MATERIAL FOR THE TASK
★ ★ ★ ★ ★

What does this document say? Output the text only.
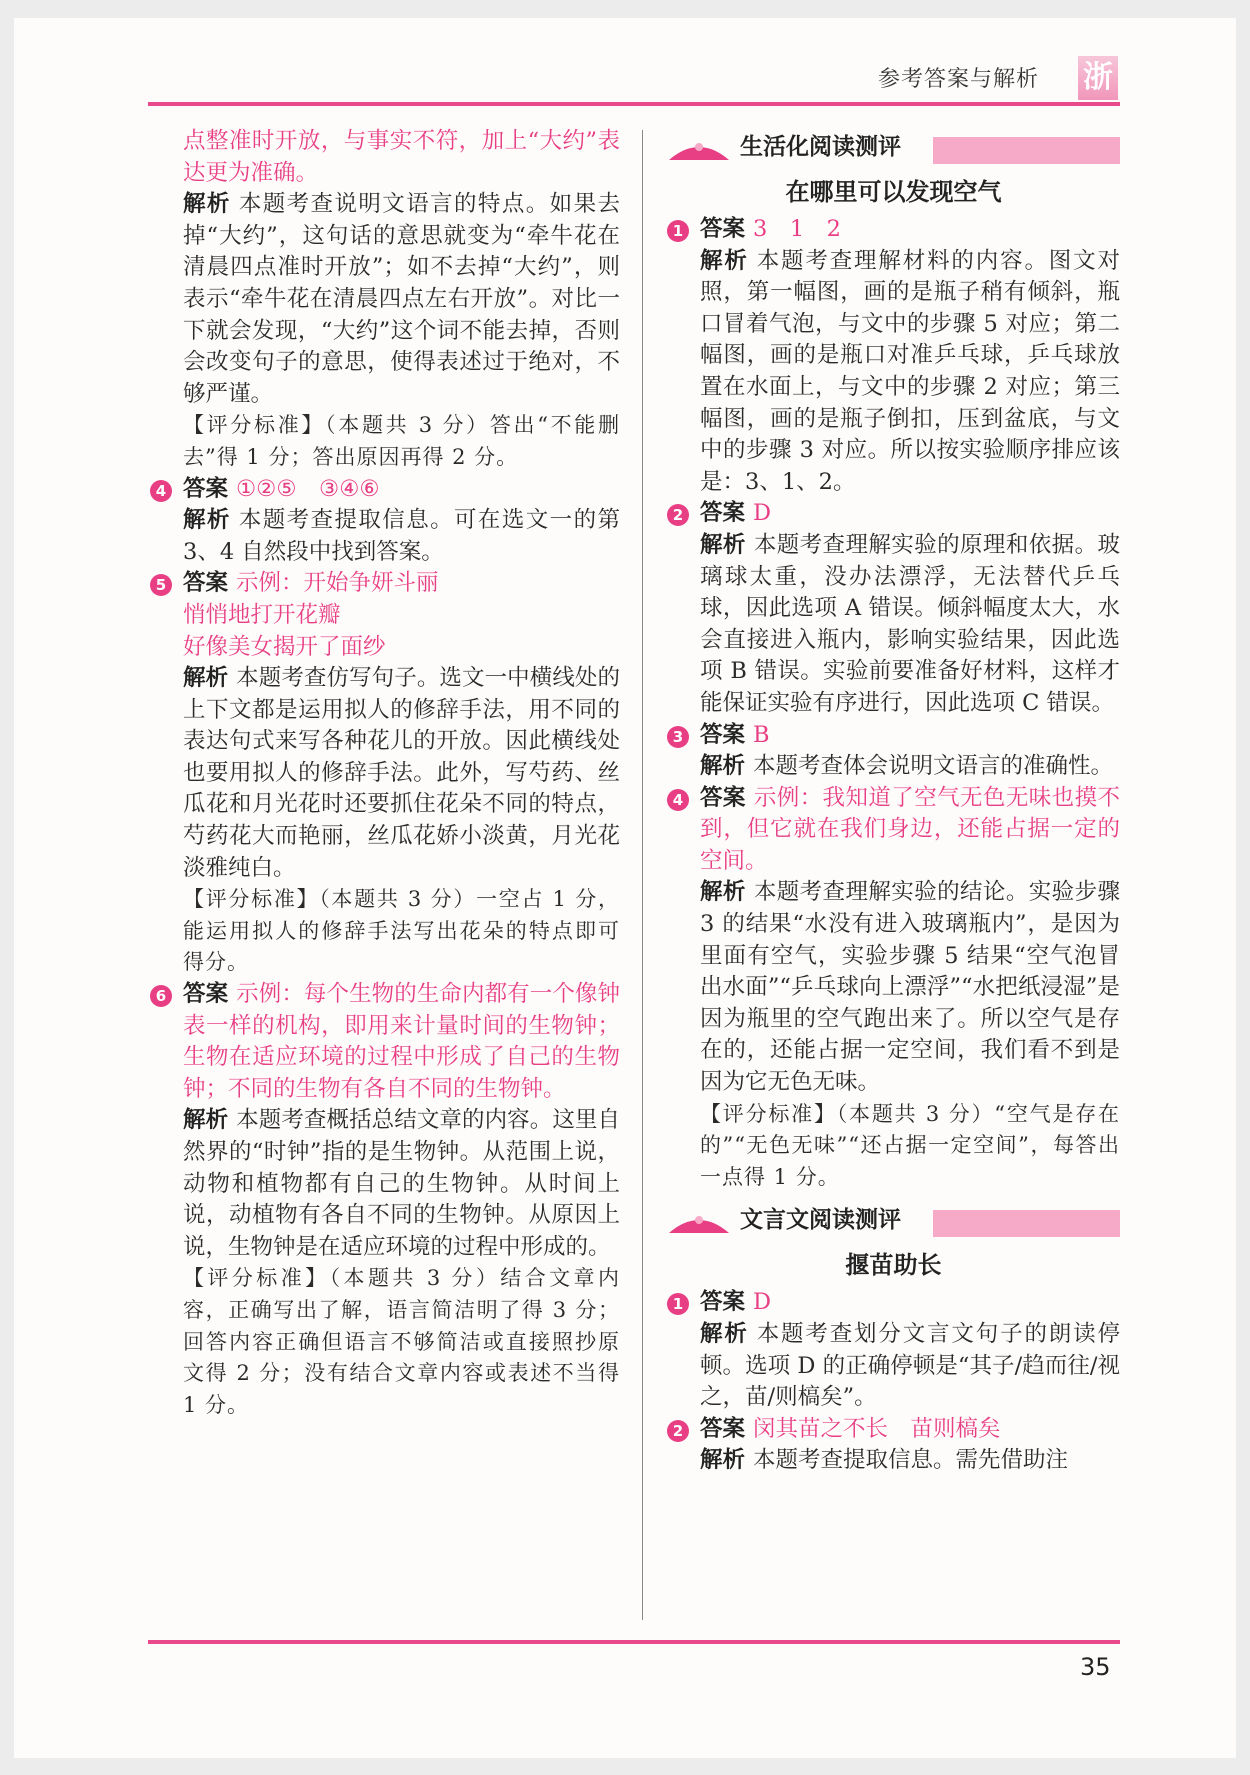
参考答案与解析 浙

点整准时开放，与事实不符，加上“大约”表达更为准确。

解析 本题考查说明文语言的特点。如果去掉“大约”，这句话的意思就变为“牵牛花在清晨四点准时开放”；如不去掉“大约”，则表示“牵牛花在清晨四点左右开放”。对比一下就会发现，“大约”这个词不能去掉，否则会改变句子的意思，使得表述过于绝对，不够严谨。

【评分标准】（本题共 3 分）答出“不能删去”得 1 分；答出原因再得 2 分。

4 答案 ①②⑤　③④⑥

解析 本题考查提取信息。可在选文一的第 3、4 自然段中找到答案。

5 答案 示例：开始争妍斗丽

悄悄地打开花瓣

好像美女揭开了面纱

解析 本题考查仿写句子。选文一中横线处的上下文都是运用拟人的修辞手法，用不同的表达句式来写各种花儿的开放。因此横线处也要用拟人的修辞手法。此外，写芍药、丝瓜花和月光花时还要抓住花朵不同的特点，芍药花大而艳丽，丝瓜花娇小淡黄，月光花淡雅纯白。

【评分标准】（本题共 3 分）一空占 1 分，能运用拟人的修辞手法写出花朵的特点即可得分。

6 答案 示例：每个生物的生命内都有一个像钟表一样的机构，即用来计量时间的生物钟；生物在适应环境的过程中形成了自己的生物钟；不同的生物有各自不同的生物钟。

解析 本题考查概括总结文章的内容。这里自然界的“时钟”指的是生物钟。从范围上说，动物和植物都有自己的生物钟。从时间上说，动植物有各自不同的生物钟。从原因上说，生物钟是在适应环境的过程中形成的。

【评分标准】（本题共 3 分）结合文章内容，正确写出了解，语言简洁明了得 3 分；回答内容正确但语言不够简洁或直接照抄原文得 2 分；没有结合文章内容或表述不当得 1 分。

生活化阅读测评
在哪里可以发现空气
1 答案 3　1　2

解析 本题考查理解材料的内容。图文对照，第一幅图，画的是瓶子稍有倾斜，瓶口冒着气泡，与文中的步骤 5 对应；第二幅图，画的是瓶口对准乒乓球，乒乓球放置在水面上，与文中的步骤 2 对应；第三幅图，画的是瓶子倒扣，压到盆底，与文中的步骤 3 对应。所以按实验顺序排应该是：3、1、2。

2 答案 D

解析 本题考查理解实验的原理和依据。玻璃球太重，没办法漂浮，无法替代乒乓球，因此选项 A 错误。倾斜幅度太大，水会直接进入瓶内，影响实验结果，因此选项 B 错误。实验前要准备好材料，这样才能保证实验有序进行，因此选项 C 错误。

3 答案 B

解析 本题考查体会说明文语言的准确性。

4 答案 示例：我知道了空气无色无味也摸不到，但它就在我们身边，还能占据一定的空间。

解析 本题考查理解实验的结论。实验步骤 3 的结果“水没有进入玻璃瓶内”，是因为里面有空气，实验步骤 5 结果“空气泡冒出水面”“乒乓球向上漂浮”“水把纸浸湿”是因为瓶里的空气跑出来了。所以空气是存在的，还能占据一定空间，我们看不到是因为它无色无味。

【评分标准】（本题共 3 分）“空气是存在的”“无色无味”“还占据一定空间”，每答出一点得 1 分。

文言文阅读测评
揠苗助长
1 答案 D

解析 本题考查划分文言文句子的朗读停顿。选项 D 的正确停顿是“其子/趋而往/视之，苗/则槁矣”。

2 答案 闵其苗之不长　苗则槁矣

解析 本题考查提取信息。需先借助注

35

★ ★ ★ ★ ★

GIVEN TASK
Give the data again exactly as written, with all pictures left out.

SOLUTION
What does this document say? Output the text only.
参考答案与解析 浙

点整准时开放，与事实不符，加上“大约”表达更为准确。

解析 本题考查说明文语言的特点。如果去掉“大约”，这句话的意思就变为“牵牛花在清晨四点准时开放”；如不去掉“大约”，则表示“牵牛花在清晨四点左右开放”。对比一下就会发现，“大约”这个词不能去掉，否则会改变句子的意思，使得表述过于绝对，不够严谨。

【评分标准】（本题共 3 分）答出“不能删去”得 1 分；答出原因再得 2 分。

4 答案 ①②⑤　③④⑥

解析 本题考查提取信息。可在选文一的第 3、4 自然段中找到答案。

5 答案 示例：开始争妍斗丽

悄悄地打开花瓣

好像美女揭开了面纱

解析 本题考查仿写句子。选文一中横线处的上下文都是运用拟人的修辞手法，用不同的表达句式来写各种花儿的开放。因此横线处也要用拟人的修辞手法。此外，写芍药、丝瓜花和月光花时还要抓住花朵不同的特点，芍药花大而艳丽，丝瓜花娇小淡黄，月光花淡雅纯白。

【评分标准】（本题共 3 分）一空占 1 分，能运用拟人的修辞手法写出花朵的特点即可得分。

6 答案 示例：每个生物的生命内都有一个像钟表一样的机构，即用来计量时间的生物钟；生物在适应环境的过程中形成了自己的生物钟；不同的生物有各自不同的生物钟。

解析 本题考查概括总结文章的内容。这里自然界的“时钟”指的是生物钟。从范围上说，动物和植物都有自己的生物钟。从时间上说，动植物有各自不同的生物钟。从原因上说，生物钟是在适应环境的过程中形成的。

【评分标准】（本题共 3 分）结合文章内容，正确写出了解，语言简洁明了得 3 分；回答内容正确但语言不够简洁或直接照抄原文得 2 分；没有结合文章内容或表述不当得 1 分。

生活化阅读测评
在哪里可以发现空气
1 答案 3　1　2

解析 本题考查理解材料的内容。图文对照，第一幅图，画的是瓶子稍有倾斜，瓶口冒着气泡，与文中的步骤 5 对应；第二幅图，画的是瓶口对准乒乓球，乒乓球放置在水面上，与文中的步骤 2 对应；第三幅图，画的是瓶子倒扣，压到盆底，与文中的步骤 3 对应。所以按实验顺序排应该是：3、1、2。

2 答案 D

解析 本题考查理解实验的原理和依据。玻璃球太重，没办法漂浮，无法替代乒乓球，因此选项 A 错误。倾斜幅度太大，水会直接进入瓶内，影响实验结果，因此选项 B 错误。实验前要准备好材料，这样才能保证实验有序进行，因此选项 C 错误。

3 答案 B

解析 本题考查体会说明文语言的准确性。

4 答案 示例：我知道了空气无色无味也摸不到，但它就在我们身边，还能占据一定的空间。

解析 本题考查理解实验的结论。实验步骤 3 的结果“水没有进入玻璃瓶内”，是因为里面有空气，实验步骤 5 结果“空气泡冒出水面”“乒乓球向上漂浮”“水把纸浸湿”是因为瓶里的空气跑出来了。所以空气是存在的，还能占据一定空间，我们看不到是因为它无色无味。

【评分标准】（本题共 3 分）“空气是存在的”“无色无味”“还占据一定空间”，每答出一点得 1 分。

文言文阅读测评
揠苗助长
1 答案 D

解析 本题考查划分文言文句子的朗读停顿。选项 D 的正确停顿是“其子/趋而往/视之，苗/则槁矣”。

2 答案 闵其苗之不长　苗则槁矣

解析 本题考查提取信息。需先借助注

35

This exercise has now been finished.